*REQUIRED WORK*
Pick out each line containing the string "name".

_ _ _

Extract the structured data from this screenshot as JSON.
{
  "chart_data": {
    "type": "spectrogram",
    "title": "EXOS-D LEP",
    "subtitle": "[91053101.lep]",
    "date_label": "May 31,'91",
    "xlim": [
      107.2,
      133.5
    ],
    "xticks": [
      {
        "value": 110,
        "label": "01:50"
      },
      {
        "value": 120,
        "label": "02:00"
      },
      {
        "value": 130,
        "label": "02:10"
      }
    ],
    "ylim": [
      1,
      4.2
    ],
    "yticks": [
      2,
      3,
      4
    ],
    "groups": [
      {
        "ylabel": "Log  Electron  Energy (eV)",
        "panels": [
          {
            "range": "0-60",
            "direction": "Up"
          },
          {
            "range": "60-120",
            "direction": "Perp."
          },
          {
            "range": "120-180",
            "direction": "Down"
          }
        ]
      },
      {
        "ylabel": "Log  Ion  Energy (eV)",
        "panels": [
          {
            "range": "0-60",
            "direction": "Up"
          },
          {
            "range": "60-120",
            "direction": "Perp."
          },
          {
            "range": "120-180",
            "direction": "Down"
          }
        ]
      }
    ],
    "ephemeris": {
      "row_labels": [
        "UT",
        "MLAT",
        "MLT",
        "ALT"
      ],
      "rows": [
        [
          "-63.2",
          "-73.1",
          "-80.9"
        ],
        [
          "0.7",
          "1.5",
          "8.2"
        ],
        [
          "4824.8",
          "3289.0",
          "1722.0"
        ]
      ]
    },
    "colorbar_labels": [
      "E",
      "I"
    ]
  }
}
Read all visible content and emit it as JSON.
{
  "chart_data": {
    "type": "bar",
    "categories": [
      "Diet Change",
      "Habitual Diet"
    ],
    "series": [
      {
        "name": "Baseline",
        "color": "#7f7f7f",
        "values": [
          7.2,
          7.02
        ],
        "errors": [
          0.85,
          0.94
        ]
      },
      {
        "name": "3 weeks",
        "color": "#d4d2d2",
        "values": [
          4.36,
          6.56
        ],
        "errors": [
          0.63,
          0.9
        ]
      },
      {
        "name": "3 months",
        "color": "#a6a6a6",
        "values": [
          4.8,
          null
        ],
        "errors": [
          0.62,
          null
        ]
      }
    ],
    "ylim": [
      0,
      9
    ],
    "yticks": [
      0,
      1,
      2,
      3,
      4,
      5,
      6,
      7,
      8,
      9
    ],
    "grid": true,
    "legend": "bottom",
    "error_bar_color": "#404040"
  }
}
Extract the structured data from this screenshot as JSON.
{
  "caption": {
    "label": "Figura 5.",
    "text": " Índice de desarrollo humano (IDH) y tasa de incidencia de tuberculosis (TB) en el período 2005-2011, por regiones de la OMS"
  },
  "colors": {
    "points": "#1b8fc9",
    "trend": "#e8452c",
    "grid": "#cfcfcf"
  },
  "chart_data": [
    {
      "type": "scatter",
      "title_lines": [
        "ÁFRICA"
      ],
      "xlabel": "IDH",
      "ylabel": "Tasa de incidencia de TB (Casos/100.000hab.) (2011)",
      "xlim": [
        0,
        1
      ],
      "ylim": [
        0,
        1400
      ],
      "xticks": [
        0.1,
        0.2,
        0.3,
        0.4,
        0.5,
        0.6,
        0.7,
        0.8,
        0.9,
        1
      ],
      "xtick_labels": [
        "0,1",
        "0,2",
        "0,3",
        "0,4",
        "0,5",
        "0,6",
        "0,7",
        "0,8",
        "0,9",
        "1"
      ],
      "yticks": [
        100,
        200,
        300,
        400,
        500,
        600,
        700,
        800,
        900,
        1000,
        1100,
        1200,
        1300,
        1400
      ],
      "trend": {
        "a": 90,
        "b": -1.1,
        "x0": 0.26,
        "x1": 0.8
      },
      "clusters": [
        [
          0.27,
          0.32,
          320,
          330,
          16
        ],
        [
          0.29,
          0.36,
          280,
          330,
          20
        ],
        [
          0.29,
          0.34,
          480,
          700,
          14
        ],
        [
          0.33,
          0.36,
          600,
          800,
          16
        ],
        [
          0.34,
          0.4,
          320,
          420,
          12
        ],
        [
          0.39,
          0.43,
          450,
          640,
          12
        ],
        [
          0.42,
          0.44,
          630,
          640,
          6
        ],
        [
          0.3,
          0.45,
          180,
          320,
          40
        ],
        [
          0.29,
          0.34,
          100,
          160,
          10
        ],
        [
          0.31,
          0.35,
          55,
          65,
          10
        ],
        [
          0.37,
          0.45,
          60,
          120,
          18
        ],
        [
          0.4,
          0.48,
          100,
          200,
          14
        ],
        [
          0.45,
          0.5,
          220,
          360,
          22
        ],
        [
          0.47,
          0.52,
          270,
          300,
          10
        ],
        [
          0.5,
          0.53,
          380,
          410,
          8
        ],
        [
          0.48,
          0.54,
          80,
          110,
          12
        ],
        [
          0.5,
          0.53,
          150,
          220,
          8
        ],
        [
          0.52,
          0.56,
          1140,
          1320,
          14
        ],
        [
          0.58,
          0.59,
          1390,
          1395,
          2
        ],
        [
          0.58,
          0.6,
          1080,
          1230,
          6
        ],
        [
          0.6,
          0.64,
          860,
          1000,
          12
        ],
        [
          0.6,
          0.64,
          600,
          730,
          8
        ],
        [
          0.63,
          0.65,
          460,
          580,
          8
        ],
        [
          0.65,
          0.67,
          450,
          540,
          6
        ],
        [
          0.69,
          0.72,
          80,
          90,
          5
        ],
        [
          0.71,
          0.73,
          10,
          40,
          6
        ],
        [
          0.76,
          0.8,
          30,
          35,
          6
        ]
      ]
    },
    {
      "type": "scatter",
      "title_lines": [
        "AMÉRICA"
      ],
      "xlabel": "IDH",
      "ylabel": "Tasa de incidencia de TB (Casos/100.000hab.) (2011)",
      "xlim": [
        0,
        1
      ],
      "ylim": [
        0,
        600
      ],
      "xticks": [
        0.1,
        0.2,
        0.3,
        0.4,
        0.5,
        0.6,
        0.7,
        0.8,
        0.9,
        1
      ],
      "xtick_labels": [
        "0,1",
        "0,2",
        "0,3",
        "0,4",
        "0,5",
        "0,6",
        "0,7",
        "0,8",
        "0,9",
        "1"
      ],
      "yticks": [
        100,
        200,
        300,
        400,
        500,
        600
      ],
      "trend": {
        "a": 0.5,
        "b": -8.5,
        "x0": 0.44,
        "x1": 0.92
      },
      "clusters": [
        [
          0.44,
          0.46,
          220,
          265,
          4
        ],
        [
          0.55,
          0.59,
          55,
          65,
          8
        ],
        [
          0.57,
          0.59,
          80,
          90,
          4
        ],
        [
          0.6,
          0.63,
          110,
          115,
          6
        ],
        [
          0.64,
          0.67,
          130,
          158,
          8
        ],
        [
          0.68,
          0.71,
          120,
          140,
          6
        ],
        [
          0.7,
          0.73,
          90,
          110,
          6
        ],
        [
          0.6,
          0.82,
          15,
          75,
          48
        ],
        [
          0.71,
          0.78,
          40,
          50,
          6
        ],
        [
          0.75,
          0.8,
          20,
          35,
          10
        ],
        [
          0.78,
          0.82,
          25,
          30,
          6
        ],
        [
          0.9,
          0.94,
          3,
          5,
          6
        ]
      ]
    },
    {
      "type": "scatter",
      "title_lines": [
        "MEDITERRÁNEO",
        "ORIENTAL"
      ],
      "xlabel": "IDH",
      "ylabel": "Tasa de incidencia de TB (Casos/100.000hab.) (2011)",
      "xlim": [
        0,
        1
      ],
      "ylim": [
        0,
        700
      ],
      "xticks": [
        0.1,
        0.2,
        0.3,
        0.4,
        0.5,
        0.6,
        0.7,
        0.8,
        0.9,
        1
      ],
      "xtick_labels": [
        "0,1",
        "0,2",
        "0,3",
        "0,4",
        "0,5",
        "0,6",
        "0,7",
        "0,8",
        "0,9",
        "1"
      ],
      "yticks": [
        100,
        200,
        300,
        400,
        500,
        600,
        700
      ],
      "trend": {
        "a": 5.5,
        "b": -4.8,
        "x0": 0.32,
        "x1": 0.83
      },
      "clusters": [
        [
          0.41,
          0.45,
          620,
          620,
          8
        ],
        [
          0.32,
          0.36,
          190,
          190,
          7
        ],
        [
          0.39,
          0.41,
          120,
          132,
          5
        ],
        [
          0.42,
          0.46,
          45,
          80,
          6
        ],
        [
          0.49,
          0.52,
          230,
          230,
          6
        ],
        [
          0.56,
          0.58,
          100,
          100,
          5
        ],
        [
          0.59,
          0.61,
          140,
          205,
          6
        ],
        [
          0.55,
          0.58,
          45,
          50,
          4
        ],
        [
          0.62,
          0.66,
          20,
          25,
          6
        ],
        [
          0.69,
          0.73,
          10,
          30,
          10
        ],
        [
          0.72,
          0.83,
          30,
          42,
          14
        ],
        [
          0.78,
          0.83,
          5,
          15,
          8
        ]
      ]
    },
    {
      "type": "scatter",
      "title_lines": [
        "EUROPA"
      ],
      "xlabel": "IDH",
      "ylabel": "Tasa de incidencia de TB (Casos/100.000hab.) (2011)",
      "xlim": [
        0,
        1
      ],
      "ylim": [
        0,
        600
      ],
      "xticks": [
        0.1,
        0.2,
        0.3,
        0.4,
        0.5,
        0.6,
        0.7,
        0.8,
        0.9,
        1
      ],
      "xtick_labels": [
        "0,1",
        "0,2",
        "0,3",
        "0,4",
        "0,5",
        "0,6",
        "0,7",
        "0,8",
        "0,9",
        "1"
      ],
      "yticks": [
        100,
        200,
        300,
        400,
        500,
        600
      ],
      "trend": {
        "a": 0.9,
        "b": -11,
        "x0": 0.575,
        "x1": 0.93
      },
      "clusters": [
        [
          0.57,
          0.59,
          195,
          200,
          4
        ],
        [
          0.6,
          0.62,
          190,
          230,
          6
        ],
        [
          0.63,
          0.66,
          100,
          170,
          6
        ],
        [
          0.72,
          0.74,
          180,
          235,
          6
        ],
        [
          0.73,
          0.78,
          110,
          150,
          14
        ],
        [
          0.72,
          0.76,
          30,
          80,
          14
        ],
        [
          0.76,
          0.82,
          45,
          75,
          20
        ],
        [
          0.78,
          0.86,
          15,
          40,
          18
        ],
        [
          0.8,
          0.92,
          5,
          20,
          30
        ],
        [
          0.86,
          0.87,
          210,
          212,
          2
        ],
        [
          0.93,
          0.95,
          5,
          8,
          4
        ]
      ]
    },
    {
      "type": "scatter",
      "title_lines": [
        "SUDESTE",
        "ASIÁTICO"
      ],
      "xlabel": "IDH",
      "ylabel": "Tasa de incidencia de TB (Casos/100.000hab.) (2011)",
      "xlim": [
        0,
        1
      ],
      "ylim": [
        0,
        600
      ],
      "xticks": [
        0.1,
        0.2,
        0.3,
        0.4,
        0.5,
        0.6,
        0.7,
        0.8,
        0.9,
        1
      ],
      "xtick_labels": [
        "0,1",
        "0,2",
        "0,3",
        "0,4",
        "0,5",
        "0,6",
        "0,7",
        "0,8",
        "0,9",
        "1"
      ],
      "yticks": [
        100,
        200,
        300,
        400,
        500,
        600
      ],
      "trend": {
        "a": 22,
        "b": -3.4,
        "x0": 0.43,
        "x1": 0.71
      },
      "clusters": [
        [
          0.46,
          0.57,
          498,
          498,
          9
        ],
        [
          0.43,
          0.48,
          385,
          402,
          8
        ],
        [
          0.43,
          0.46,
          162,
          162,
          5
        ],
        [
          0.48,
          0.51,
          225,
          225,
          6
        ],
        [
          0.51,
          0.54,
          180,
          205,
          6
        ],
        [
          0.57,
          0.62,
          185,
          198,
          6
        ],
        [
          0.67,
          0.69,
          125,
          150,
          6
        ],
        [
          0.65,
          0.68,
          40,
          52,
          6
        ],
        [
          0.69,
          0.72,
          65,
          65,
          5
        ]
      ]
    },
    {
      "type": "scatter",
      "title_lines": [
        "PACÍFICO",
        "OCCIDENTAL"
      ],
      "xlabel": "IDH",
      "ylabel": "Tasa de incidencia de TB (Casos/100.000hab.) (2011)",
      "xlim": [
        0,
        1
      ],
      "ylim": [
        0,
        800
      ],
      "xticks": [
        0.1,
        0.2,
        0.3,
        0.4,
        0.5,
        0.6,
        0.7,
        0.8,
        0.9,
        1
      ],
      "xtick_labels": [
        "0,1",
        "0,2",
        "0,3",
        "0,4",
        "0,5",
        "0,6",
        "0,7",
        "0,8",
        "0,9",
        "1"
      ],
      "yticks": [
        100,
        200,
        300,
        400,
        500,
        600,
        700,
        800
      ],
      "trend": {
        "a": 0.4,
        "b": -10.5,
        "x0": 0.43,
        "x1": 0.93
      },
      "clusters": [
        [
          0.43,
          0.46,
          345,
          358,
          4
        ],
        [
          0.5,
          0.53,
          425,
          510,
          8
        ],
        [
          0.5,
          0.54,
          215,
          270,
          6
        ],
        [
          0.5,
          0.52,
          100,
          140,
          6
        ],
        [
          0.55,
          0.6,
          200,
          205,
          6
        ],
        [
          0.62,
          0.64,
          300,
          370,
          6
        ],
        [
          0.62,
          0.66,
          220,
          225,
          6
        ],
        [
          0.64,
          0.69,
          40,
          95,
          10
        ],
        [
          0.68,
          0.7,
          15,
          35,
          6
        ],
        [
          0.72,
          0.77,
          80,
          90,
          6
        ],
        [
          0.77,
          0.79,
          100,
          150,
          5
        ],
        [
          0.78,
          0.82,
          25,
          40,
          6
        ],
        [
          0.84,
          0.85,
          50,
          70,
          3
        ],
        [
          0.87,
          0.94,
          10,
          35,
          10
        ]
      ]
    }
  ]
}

_ _ _

*THE OUTPUT*
        "name": "Baseline",
        "name": "3 weeks",
        "name": "3 months",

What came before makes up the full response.